### [WRITTEN INSTRUCTION]
Restate the whole listing word for word. Pictures are left out.

[Dataset excerpt]

==================================================

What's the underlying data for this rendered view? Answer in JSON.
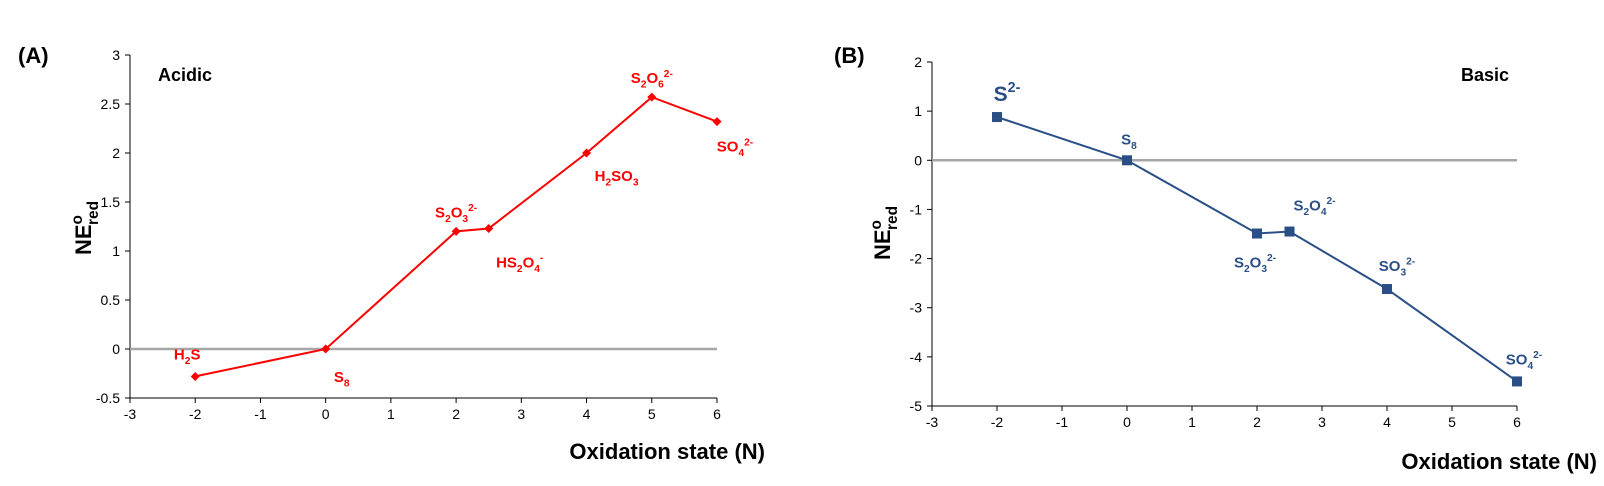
{
  "colors": {
    "acidic_series": "#ff0000",
    "basic_series": "#2a4f86",
    "zero_line": "#a6a6a6",
    "axis": "#000000"
  },
  "chart_data": [
    {
      "type": "line",
      "panel_label": "(A)",
      "condition_label": "Acidic",
      "xlabel": "Oxidation state (N)",
      "ylabel": {
        "main": "NE",
        "sup": "o",
        "sub": "red"
      },
      "xlim": [
        -3,
        6
      ],
      "ylim": [
        -0.5,
        3
      ],
      "x_ticks": [
        "-3",
        "-2",
        "-1",
        "0",
        "1",
        "2",
        "3",
        "4",
        "5",
        "6"
      ],
      "y_ticks": [
        "-0.5",
        "0",
        "0.5",
        "1",
        "1.5",
        "2",
        "2.5",
        "3"
      ],
      "zero_line": true,
      "marker": "diamond",
      "series": [
        {
          "points": [
            {
              "x": -2,
              "y": -0.28,
              "label": [
                [
                  "H"
                ],
                [
                  "2",
                  "sub"
                ],
                [
                  "S"
                ]
              ]
            },
            {
              "x": 0,
              "y": 0,
              "label": [
                [
                  "S"
                ],
                [
                  "8",
                  "sub"
                ]
              ]
            },
            {
              "x": 2,
              "y": 1.2,
              "label": [
                [
                  "S"
                ],
                [
                  "2",
                  "sub"
                ],
                [
                  "O"
                ],
                [
                  "3",
                  "sub"
                ],
                [
                  "2-",
                  "sup"
                ]
              ]
            },
            {
              "x": 2.5,
              "y": 1.23,
              "label": [
                [
                  "HS"
                ],
                [
                  "2",
                  "sub"
                ],
                [
                  "O"
                ],
                [
                  "4",
                  "sub"
                ],
                [
                  "-",
                  "sup"
                ]
              ]
            },
            {
              "x": 4,
              "y": 2.0,
              "label": [
                [
                  "H"
                ],
                [
                  "2",
                  "sub"
                ],
                [
                  "SO"
                ],
                [
                  "3",
                  "sub"
                ]
              ]
            },
            {
              "x": 5,
              "y": 2.57,
              "label": [
                [
                  "S"
                ],
                [
                  "2",
                  "sub"
                ],
                [
                  "O"
                ],
                [
                  "6",
                  "sub"
                ],
                [
                  "2-",
                  "sup"
                ]
              ]
            },
            {
              "x": 6,
              "y": 2.32,
              "label": [
                [
                  "SO"
                ],
                [
                  "4",
                  "sub"
                ],
                [
                  "2-",
                  "sup"
                ]
              ]
            }
          ]
        }
      ]
    },
    {
      "type": "line",
      "panel_label": "(B)",
      "condition_label": "Basic",
      "xlabel": "Oxidation state (N)",
      "ylabel": {
        "main": "NE",
        "sup": "o",
        "sub": "red"
      },
      "xlim": [
        -3,
        6
      ],
      "ylim": [
        -5,
        2
      ],
      "x_ticks": [
        "-3",
        "-2",
        "-1",
        "0",
        "1",
        "2",
        "3",
        "4",
        "5",
        "6"
      ],
      "y_ticks": [
        "-5",
        "-4",
        "-3",
        "-2",
        "-1",
        "0",
        "1",
        "2"
      ],
      "zero_line": true,
      "marker": "square",
      "series": [
        {
          "points": [
            {
              "x": -2,
              "y": 0.88,
              "label": [
                [
                  "S"
                ],
                [
                  "2-",
                  "sup"
                ]
              ]
            },
            {
              "x": 0,
              "y": 0,
              "label": [
                [
                  "S"
                ],
                [
                  "8",
                  "sub"
                ]
              ]
            },
            {
              "x": 2,
              "y": -1.49,
              "label": [
                [
                  "S"
                ],
                [
                  "2",
                  "sub"
                ],
                [
                  "O"
                ],
                [
                  "3",
                  "sub"
                ],
                [
                  "2-",
                  "sup"
                ]
              ]
            },
            {
              "x": 2.5,
              "y": -1.45,
              "label": [
                [
                  "S"
                ],
                [
                  "2",
                  "sub"
                ],
                [
                  "O"
                ],
                [
                  "4",
                  "sub"
                ],
                [
                  "2-",
                  "sup"
                ]
              ]
            },
            {
              "x": 4,
              "y": -2.62,
              "label": [
                [
                  "SO"
                ],
                [
                  "3",
                  "sub"
                ],
                [
                  "2-",
                  "sup"
                ]
              ]
            },
            {
              "x": 6,
              "y": -4.5,
              "label": [
                [
                  "SO"
                ],
                [
                  "4",
                  "sub"
                ],
                [
                  "2-",
                  "sup"
                ]
              ]
            }
          ]
        }
      ]
    }
  ]
}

==================================================

### [ANSWER FOR THIS EXERCISE]
What's the underlying data for this rendered view? Answer in JSON.
{
  "colors": {
    "acidic_series": "#ff0000",
    "basic_series": "#2a4f86",
    "zero_line": "#a6a6a6",
    "axis": "#000000"
  },
  "chart_data": [
    {
      "type": "line",
      "panel_label": "(A)",
      "condition_label": "Acidic",
      "xlabel": "Oxidation state (N)",
      "ylabel": {
        "main": "NE",
        "sup": "o",
        "sub": "red"
      },
      "xlim": [
        -3,
        6
      ],
      "ylim": [
        -0.5,
        3
      ],
      "x_ticks": [
        "-3",
        "-2",
        "-1",
        "0",
        "1",
        "2",
        "3",
        "4",
        "5",
        "6"
      ],
      "y_ticks": [
        "-0.5",
        "0",
        "0.5",
        "1",
        "1.5",
        "2",
        "2.5",
        "3"
      ],
      "zero_line": true,
      "marker": "diamond",
      "series": [
        {
          "points": [
            {
              "x": -2,
              "y": -0.28,
              "label": [
                [
                  "H"
                ],
                [
                  "2",
                  "sub"
                ],
                [
                  "S"
                ]
              ]
            },
            {
              "x": 0,
              "y": 0,
              "label": [
                [
                  "S"
                ],
                [
                  "8",
                  "sub"
                ]
              ]
            },
            {
              "x": 2,
              "y": 1.2,
              "label": [
                [
                  "S"
                ],
                [
                  "2",
                  "sub"
                ],
                [
                  "O"
                ],
                [
                  "3",
                  "sub"
                ],
                [
                  "2-",
                  "sup"
                ]
              ]
            },
            {
              "x": 2.5,
              "y": 1.23,
              "label": [
                [
                  "HS"
                ],
                [
                  "2",
                  "sub"
                ],
                [
                  "O"
                ],
                [
                  "4",
                  "sub"
                ],
                [
                  "-",
                  "sup"
                ]
              ]
            },
            {
              "x": 4,
              "y": 2.0,
              "label": [
                [
                  "H"
                ],
                [
                  "2",
                  "sub"
                ],
                [
                  "SO"
                ],
                [
                  "3",
                  "sub"
                ]
              ]
            },
            {
              "x": 5,
              "y": 2.57,
              "label": [
                [
                  "S"
                ],
                [
                  "2",
                  "sub"
                ],
                [
                  "O"
                ],
                [
                  "6",
                  "sub"
                ],
                [
                  "2-",
                  "sup"
                ]
              ]
            },
            {
              "x": 6,
              "y": 2.32,
              "label": [
                [
                  "SO"
                ],
                [
                  "4",
                  "sub"
                ],
                [
                  "2-",
                  "sup"
                ]
              ]
            }
          ]
        }
      ]
    },
    {
      "type": "line",
      "panel_label": "(B)",
      "condition_label": "Basic",
      "xlabel": "Oxidation state (N)",
      "ylabel": {
        "main": "NE",
        "sup": "o",
        "sub": "red"
      },
      "xlim": [
        -3,
        6
      ],
      "ylim": [
        -5,
        2
      ],
      "x_ticks": [
        "-3",
        "-2",
        "-1",
        "0",
        "1",
        "2",
        "3",
        "4",
        "5",
        "6"
      ],
      "y_ticks": [
        "-5",
        "-4",
        "-3",
        "-2",
        "-1",
        "0",
        "1",
        "2"
      ],
      "zero_line": true,
      "marker": "square",
      "series": [
        {
          "points": [
            {
              "x": -2,
              "y": 0.88,
              "label": [
                [
                  "S"
                ],
                [
                  "2-",
                  "sup"
                ]
              ]
            },
            {
              "x": 0,
              "y": 0,
              "label": [
                [
                  "S"
                ],
                [
                  "8",
                  "sub"
                ]
              ]
            },
            {
              "x": 2,
              "y": -1.49,
              "label": [
                [
                  "S"
                ],
                [
                  "2",
                  "sub"
                ],
                [
                  "O"
                ],
                [
                  "3",
                  "sub"
                ],
                [
                  "2-",
                  "sup"
                ]
              ]
            },
            {
              "x": 2.5,
              "y": -1.45,
              "label": [
                [
                  "S"
                ],
                [
                  "2",
                  "sub"
                ],
                [
                  "O"
                ],
                [
                  "4",
                  "sub"
                ],
                [
                  "2-",
                  "sup"
                ]
              ]
            },
            {
              "x": 4,
              "y": -2.62,
              "label": [
                [
                  "SO"
                ],
                [
                  "3",
                  "sub"
                ],
                [
                  "2-",
                  "sup"
                ]
              ]
            },
            {
              "x": 6,
              "y": -4.5,
              "label": [
                [
                  "SO"
                ],
                [
                  "4",
                  "sub"
                ],
                [
                  "2-",
                  "sup"
                ]
              ]
            }
          ]
        }
      ]
    }
  ]
}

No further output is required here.